Stated task 1 →
Retype the passage of the post about the Christian right that runs between "by: Chris Hedges" and "as the enemy.", inclusive, keeping it exactly as it appears.
Stated task 2 →
In the post about the Christian right, which group of social deviants does the movement's eradication begin with?

Extract to read →
• • • •

What's new

The Christian Fascists Are Growing Stronger

Spring Onion

PDF VETERAN
Joined
Feb 1, 2006
Messages
41,403
Reaction score
19
Country
Pakistan
Location
Pakistan
http://www.truthout .org/the- christian- fascists- are-growing- stronger60208


The Christian Fascists Are Growing Stronger

Monday 07 June 2010

by: Chris Hedges | Truthdig

(Photo: matthileo)

Tens of millions of Americans, lumped into a diffuse and fractious movement known as the Christian right, have begun to dismantle the intellectual and
scientific rigor of the Enlightenment. They are creating a theocratic state based on "biblical law," and shutting out all those they define as the enemy.
This movement, veering closer and closer to traditional fascism, seeks to force a recalcitrant world to submit before an imperial America. It champions
the eradication of social deviants, beginning with homosexuals, and moving on to immigrants, secular humanists, feminists, Jews, Muslims and those they
dismiss as "nominal Christians"—meaning Christians who do not embrace their perverted and heretical interpretation of the Bible. Those who defy the mass
movement are condemned as posing a threat to the health and hygiene of the country and the family. All will be purged.

• • • •

Given entries →
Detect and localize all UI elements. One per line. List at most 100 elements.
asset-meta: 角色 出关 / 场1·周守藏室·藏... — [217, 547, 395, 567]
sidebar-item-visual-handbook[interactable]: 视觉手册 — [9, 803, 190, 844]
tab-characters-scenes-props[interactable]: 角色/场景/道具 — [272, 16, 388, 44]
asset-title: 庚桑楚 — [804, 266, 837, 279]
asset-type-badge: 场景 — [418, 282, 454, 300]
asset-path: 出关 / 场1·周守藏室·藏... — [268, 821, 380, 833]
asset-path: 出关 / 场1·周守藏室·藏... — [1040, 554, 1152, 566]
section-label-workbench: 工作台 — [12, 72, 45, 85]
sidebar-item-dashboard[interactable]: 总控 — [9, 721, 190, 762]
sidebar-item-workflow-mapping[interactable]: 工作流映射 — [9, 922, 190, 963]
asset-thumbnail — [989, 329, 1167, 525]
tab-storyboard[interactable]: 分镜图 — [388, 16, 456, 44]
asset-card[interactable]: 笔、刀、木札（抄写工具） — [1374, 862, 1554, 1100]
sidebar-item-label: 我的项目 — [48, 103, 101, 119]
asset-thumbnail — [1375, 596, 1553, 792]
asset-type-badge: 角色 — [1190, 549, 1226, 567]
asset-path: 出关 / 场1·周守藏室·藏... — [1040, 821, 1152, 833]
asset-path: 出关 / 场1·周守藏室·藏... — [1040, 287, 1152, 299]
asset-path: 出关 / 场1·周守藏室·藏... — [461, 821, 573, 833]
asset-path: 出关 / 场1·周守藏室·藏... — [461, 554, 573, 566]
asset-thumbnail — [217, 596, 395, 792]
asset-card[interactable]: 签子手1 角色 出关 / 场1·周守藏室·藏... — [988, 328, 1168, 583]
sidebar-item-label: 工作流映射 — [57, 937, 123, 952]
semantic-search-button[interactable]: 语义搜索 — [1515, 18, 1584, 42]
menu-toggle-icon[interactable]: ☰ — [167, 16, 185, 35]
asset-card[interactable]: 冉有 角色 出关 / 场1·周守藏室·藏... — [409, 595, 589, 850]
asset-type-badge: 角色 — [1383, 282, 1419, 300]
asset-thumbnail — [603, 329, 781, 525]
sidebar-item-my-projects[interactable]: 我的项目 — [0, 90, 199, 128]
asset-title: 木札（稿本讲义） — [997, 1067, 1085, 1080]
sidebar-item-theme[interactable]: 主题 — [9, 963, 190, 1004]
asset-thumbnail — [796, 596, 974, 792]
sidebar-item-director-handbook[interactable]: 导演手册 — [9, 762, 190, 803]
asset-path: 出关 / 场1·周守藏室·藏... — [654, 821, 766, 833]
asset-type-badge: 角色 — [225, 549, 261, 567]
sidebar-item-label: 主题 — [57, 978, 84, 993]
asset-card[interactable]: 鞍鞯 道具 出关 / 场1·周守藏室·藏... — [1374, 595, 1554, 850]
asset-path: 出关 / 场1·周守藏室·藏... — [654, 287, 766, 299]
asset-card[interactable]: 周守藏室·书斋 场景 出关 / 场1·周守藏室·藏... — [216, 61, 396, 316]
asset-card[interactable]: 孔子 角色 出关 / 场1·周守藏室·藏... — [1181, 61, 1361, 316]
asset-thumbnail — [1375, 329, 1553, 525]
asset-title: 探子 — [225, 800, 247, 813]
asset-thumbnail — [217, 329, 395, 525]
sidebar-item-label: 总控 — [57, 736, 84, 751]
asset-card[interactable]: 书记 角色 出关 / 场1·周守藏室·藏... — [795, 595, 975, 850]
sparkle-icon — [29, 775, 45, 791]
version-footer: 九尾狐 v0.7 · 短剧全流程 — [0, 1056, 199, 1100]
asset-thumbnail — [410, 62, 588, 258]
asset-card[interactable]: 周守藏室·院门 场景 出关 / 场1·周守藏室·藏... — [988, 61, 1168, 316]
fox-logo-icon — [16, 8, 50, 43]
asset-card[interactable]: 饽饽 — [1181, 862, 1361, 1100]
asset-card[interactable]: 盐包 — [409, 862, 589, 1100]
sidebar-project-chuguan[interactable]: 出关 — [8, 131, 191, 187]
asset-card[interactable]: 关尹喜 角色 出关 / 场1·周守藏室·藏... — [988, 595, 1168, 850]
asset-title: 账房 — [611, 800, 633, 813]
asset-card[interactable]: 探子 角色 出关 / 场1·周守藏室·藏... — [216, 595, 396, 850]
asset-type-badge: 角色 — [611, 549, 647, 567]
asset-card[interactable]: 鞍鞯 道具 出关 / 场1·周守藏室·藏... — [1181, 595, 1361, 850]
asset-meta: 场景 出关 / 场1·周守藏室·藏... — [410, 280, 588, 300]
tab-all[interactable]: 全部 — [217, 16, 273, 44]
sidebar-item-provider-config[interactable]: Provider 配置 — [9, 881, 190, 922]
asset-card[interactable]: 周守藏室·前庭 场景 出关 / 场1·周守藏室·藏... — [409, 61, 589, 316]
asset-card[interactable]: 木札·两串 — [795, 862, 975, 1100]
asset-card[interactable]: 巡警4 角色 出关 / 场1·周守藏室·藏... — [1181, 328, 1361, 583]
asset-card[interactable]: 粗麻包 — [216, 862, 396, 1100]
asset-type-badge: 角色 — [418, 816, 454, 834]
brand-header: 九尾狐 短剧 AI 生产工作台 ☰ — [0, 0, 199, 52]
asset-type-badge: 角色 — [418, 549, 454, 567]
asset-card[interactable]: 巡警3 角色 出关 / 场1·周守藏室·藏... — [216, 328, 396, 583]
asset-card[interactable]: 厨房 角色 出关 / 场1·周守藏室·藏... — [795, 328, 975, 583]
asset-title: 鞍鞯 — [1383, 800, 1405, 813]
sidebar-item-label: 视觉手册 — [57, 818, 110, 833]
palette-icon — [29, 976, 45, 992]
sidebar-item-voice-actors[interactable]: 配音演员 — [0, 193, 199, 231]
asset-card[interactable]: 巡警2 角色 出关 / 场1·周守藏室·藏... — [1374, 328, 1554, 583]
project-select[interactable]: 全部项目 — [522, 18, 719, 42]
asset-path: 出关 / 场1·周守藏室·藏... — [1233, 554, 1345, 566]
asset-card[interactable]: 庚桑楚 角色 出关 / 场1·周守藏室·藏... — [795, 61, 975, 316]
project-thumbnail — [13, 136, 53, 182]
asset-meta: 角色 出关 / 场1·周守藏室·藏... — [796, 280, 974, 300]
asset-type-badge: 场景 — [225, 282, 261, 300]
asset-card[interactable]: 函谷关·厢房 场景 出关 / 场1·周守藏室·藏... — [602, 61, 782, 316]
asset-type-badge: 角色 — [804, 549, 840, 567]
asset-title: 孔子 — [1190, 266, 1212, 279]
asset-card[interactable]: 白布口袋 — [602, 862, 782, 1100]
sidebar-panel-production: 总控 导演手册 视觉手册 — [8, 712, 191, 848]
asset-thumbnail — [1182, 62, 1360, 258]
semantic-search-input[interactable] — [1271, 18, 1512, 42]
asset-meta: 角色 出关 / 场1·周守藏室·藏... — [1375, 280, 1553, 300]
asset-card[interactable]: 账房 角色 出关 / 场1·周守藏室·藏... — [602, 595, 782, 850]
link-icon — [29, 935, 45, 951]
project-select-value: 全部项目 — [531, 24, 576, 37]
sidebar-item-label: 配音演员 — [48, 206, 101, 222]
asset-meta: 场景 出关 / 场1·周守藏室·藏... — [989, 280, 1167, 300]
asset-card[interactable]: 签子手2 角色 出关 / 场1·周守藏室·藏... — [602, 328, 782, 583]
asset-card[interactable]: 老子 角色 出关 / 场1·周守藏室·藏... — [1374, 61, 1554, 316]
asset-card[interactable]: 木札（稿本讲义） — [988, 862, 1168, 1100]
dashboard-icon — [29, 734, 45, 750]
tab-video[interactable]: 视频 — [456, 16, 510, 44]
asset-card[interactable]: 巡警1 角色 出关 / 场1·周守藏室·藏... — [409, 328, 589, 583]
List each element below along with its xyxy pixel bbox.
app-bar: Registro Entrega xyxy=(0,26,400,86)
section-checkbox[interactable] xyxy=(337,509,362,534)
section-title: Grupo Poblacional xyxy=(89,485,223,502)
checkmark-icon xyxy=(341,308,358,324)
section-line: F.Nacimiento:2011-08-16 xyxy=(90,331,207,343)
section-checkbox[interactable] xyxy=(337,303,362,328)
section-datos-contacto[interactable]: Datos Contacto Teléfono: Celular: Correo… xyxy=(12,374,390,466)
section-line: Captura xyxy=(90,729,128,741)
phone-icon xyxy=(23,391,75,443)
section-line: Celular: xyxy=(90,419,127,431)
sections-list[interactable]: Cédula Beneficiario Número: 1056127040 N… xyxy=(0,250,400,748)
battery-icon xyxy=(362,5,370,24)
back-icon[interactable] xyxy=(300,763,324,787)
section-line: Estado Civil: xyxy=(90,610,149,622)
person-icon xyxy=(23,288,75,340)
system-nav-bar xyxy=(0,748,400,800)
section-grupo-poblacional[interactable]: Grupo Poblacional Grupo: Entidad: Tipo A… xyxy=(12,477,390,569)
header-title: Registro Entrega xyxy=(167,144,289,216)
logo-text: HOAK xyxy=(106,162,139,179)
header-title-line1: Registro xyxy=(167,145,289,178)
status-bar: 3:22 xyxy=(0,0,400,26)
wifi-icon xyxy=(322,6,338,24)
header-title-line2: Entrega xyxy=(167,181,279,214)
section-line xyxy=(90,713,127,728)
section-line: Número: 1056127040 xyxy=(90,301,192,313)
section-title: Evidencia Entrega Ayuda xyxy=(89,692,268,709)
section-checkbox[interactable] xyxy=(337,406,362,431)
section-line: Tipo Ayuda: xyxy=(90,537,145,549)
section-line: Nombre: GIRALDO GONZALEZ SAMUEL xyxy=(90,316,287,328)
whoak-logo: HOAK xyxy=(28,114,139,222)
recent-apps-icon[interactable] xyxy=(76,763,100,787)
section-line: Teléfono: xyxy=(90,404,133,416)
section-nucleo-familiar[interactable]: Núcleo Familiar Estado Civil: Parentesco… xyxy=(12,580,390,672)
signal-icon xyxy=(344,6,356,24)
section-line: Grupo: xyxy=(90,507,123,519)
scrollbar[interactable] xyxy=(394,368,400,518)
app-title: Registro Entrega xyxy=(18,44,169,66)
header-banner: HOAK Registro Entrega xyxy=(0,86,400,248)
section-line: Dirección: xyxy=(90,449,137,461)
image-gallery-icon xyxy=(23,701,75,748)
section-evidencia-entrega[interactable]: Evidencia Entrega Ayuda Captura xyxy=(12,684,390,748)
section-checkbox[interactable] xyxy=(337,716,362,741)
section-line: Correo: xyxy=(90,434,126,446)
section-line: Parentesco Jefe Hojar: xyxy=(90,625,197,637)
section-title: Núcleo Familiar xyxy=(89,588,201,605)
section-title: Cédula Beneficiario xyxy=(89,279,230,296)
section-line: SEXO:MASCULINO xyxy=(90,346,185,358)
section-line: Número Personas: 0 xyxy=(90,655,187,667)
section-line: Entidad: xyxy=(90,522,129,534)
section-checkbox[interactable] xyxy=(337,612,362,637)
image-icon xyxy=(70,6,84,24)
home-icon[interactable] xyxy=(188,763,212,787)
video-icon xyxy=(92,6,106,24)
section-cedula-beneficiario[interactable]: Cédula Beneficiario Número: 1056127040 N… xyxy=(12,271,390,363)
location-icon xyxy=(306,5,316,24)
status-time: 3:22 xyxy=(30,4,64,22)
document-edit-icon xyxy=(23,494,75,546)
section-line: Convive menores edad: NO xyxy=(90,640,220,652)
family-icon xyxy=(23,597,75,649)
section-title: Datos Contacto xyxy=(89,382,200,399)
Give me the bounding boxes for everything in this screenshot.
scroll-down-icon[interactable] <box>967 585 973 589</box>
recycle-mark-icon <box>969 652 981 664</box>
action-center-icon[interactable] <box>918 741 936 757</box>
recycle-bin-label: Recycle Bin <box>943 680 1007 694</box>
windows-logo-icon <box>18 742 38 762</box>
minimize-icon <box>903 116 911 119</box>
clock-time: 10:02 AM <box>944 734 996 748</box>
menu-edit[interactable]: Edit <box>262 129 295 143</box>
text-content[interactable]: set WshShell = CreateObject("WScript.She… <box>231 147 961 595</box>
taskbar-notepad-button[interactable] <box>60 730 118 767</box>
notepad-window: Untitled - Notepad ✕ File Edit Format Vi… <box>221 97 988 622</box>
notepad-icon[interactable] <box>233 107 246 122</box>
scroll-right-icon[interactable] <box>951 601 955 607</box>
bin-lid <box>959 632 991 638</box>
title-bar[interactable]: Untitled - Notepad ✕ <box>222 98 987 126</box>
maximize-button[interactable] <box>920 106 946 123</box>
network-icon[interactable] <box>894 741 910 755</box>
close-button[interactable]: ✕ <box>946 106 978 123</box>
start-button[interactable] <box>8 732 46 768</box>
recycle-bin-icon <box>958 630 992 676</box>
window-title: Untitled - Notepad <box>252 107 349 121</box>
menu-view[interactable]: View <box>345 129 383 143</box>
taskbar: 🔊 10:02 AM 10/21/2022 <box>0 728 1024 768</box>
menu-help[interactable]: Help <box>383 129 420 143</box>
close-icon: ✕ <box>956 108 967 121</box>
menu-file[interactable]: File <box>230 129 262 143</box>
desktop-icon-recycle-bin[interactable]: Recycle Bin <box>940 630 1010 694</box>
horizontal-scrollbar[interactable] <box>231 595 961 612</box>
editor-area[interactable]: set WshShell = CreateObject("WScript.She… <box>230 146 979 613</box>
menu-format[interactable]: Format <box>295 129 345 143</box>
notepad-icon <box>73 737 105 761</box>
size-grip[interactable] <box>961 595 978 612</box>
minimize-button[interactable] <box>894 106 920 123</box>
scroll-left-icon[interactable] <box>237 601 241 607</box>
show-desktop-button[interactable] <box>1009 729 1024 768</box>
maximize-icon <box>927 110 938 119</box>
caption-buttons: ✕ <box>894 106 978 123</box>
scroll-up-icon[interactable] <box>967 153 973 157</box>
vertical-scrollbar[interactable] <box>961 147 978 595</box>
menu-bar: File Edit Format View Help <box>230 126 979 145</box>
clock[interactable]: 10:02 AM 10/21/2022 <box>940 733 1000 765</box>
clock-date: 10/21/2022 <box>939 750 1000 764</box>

• • • •

Written reply 1 →
by: Chris Hedges | Truthdig

(Photo: matthileo)

Tens of millions of Americans, lumped into a diffuse and fractious movement known as the Christian right, have begun to dismantle the intellectual and
scientific rigor of the Enlightenment. They are creating a theocratic state based on "biblical law," and shutting out all those they define as the enemy.

Written reply 2 →
Homosexuals.